> _GOAL_: Skip the images and copy each record exactly as written.

┌──

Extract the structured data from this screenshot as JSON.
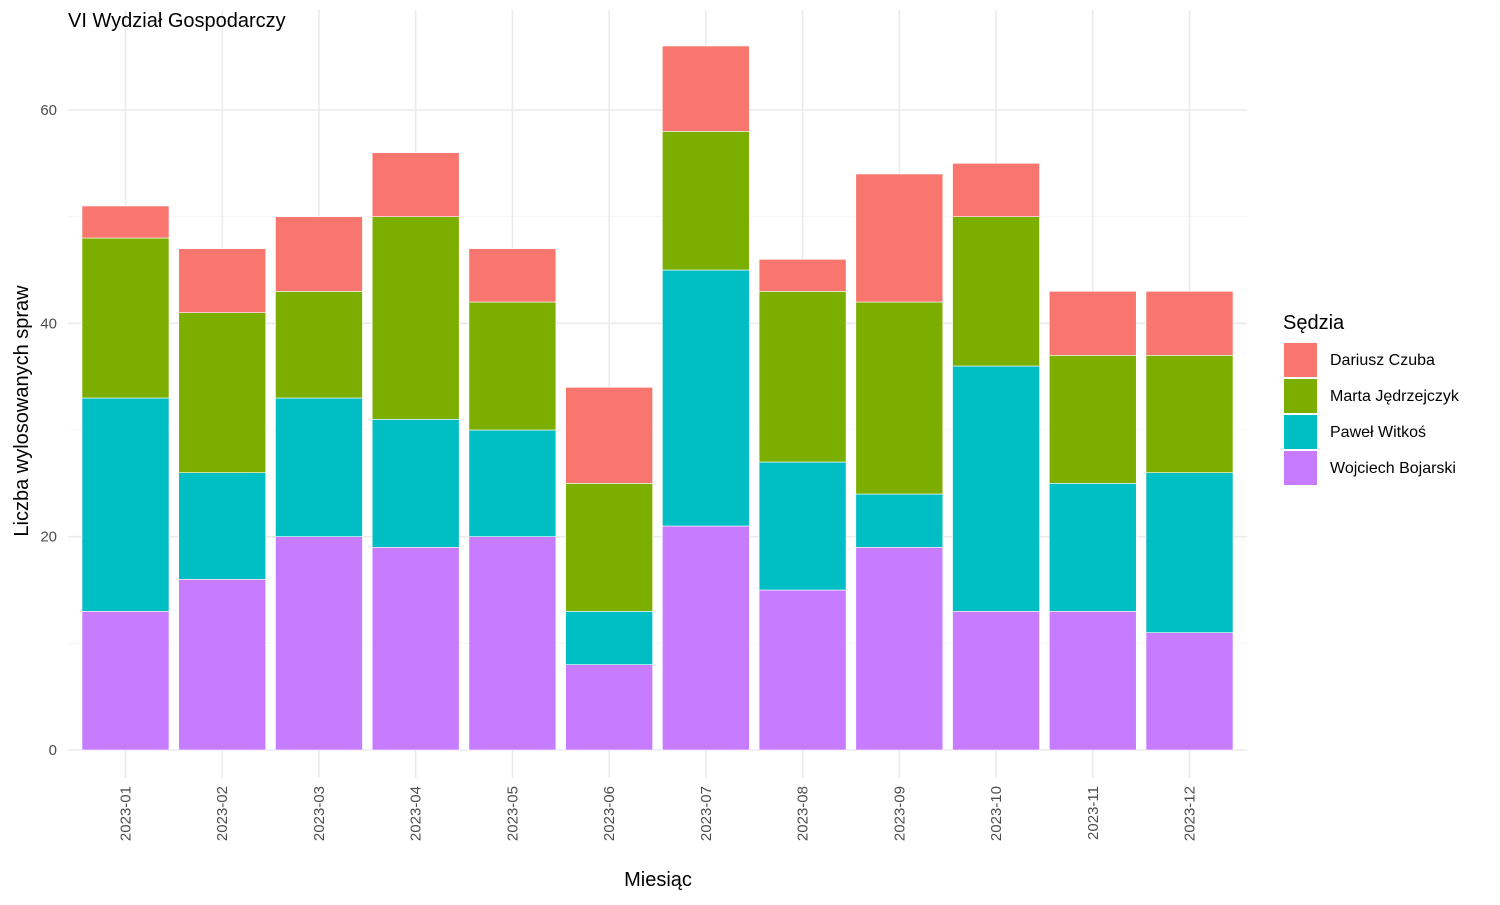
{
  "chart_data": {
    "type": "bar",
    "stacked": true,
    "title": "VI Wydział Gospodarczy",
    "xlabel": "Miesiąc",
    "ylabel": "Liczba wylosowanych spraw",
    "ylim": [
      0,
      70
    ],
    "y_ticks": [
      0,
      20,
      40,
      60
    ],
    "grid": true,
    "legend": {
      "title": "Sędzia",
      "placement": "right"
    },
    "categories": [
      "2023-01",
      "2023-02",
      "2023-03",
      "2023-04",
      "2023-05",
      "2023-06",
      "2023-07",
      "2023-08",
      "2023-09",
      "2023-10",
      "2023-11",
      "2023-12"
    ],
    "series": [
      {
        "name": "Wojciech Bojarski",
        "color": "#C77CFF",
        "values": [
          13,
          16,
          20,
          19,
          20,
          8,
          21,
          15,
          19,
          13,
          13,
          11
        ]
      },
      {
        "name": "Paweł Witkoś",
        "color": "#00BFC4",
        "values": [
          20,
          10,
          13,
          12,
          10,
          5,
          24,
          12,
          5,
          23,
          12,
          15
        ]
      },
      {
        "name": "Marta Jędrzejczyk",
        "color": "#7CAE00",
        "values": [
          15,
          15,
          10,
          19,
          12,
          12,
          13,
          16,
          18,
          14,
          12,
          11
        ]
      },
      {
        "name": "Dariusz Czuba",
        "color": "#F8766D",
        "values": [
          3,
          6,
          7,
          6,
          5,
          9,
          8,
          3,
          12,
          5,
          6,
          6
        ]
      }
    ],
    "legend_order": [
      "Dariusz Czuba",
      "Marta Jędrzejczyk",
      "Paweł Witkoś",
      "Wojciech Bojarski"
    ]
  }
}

└──

> _THE REPLY_:
Extract the structured data from this screenshot as JSON.
{
  "chart_data": {
    "type": "bar",
    "stacked": true,
    "title": "VI Wydział Gospodarczy",
    "xlabel": "Miesiąc",
    "ylabel": "Liczba wylosowanych spraw",
    "ylim": [
      0,
      70
    ],
    "y_ticks": [
      0,
      20,
      40,
      60
    ],
    "grid": true,
    "legend": {
      "title": "Sędzia",
      "placement": "right"
    },
    "categories": [
      "2023-01",
      "2023-02",
      "2023-03",
      "2023-04",
      "2023-05",
      "2023-06",
      "2023-07",
      "2023-08",
      "2023-09",
      "2023-10",
      "2023-11",
      "2023-12"
    ],
    "series": [
      {
        "name": "Wojciech Bojarski",
        "color": "#C77CFF",
        "values": [
          13,
          16,
          20,
          19,
          20,
          8,
          21,
          15,
          19,
          13,
          13,
          11
        ]
      },
      {
        "name": "Paweł Witkoś",
        "color": "#00BFC4",
        "values": [
          20,
          10,
          13,
          12,
          10,
          5,
          24,
          12,
          5,
          23,
          12,
          15
        ]
      },
      {
        "name": "Marta Jędrzejczyk",
        "color": "#7CAE00",
        "values": [
          15,
          15,
          10,
          19,
          12,
          12,
          13,
          16,
          18,
          14,
          12,
          11
        ]
      },
      {
        "name": "Dariusz Czuba",
        "color": "#F8766D",
        "values": [
          3,
          6,
          7,
          6,
          5,
          9,
          8,
          3,
          12,
          5,
          6,
          6
        ]
      }
    ],
    "legend_order": [
      "Dariusz Czuba",
      "Marta Jędrzejczyk",
      "Paweł Witkoś",
      "Wojciech Bojarski"
    ]
  }
}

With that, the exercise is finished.